Data to use

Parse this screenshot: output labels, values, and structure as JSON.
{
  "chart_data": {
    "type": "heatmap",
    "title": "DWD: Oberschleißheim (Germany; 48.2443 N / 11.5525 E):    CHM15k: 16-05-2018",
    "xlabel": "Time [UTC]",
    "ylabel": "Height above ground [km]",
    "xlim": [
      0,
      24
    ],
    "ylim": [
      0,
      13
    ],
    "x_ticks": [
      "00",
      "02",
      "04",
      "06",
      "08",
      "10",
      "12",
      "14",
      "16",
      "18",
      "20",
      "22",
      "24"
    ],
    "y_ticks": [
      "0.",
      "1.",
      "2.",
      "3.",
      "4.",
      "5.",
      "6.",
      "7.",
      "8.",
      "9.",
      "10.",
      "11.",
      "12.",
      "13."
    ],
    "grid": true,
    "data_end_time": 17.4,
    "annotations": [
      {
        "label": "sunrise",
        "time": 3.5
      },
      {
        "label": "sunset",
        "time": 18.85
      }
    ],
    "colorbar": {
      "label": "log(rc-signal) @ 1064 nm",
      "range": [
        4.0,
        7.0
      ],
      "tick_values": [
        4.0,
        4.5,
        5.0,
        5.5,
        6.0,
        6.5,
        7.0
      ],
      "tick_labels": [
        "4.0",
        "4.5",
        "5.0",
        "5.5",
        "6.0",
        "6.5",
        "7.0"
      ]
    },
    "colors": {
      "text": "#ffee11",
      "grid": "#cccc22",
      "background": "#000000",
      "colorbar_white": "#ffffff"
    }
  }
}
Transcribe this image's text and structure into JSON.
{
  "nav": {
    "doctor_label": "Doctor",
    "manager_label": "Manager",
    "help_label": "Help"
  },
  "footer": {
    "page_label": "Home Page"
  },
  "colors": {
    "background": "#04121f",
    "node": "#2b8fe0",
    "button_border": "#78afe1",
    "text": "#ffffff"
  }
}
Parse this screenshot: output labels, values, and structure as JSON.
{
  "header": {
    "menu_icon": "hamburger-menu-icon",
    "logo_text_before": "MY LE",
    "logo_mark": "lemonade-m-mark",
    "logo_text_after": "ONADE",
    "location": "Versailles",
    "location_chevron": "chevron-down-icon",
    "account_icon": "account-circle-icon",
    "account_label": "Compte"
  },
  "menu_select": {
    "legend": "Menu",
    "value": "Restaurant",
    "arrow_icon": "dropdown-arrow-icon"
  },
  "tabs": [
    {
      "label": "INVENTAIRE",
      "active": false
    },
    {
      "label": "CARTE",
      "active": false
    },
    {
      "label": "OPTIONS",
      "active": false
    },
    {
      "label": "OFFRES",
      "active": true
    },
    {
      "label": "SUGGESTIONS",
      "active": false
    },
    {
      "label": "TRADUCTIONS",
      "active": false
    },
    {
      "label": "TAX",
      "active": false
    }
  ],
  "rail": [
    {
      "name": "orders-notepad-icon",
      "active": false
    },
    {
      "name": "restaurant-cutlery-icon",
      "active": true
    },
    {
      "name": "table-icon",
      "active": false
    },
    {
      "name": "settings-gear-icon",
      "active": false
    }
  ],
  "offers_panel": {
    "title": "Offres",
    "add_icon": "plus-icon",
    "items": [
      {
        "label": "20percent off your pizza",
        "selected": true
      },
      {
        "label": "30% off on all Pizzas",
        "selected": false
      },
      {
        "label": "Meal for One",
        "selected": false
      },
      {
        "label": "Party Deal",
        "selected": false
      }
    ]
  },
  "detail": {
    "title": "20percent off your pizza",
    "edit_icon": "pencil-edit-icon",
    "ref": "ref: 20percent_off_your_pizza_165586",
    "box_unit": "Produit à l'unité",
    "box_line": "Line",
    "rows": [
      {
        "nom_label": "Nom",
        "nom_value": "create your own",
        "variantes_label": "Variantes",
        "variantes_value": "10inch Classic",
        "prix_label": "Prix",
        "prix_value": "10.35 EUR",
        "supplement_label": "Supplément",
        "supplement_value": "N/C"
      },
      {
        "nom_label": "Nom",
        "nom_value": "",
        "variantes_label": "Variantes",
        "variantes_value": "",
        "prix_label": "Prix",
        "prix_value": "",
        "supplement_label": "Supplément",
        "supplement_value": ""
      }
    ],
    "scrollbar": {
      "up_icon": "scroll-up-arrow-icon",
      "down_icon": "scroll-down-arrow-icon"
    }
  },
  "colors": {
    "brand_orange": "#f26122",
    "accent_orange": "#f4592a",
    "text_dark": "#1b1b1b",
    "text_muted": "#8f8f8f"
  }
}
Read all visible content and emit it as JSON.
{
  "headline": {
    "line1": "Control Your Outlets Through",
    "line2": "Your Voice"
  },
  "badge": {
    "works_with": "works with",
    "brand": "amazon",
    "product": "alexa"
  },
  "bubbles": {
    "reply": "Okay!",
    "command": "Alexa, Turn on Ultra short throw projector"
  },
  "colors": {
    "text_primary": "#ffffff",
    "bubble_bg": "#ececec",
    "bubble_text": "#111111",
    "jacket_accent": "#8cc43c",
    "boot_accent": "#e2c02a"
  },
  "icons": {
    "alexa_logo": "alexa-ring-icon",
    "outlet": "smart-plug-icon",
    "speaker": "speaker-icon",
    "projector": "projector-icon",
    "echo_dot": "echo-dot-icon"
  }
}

Set problem
Reply with one number only, the count of lines above that hold the string "title".

In response
3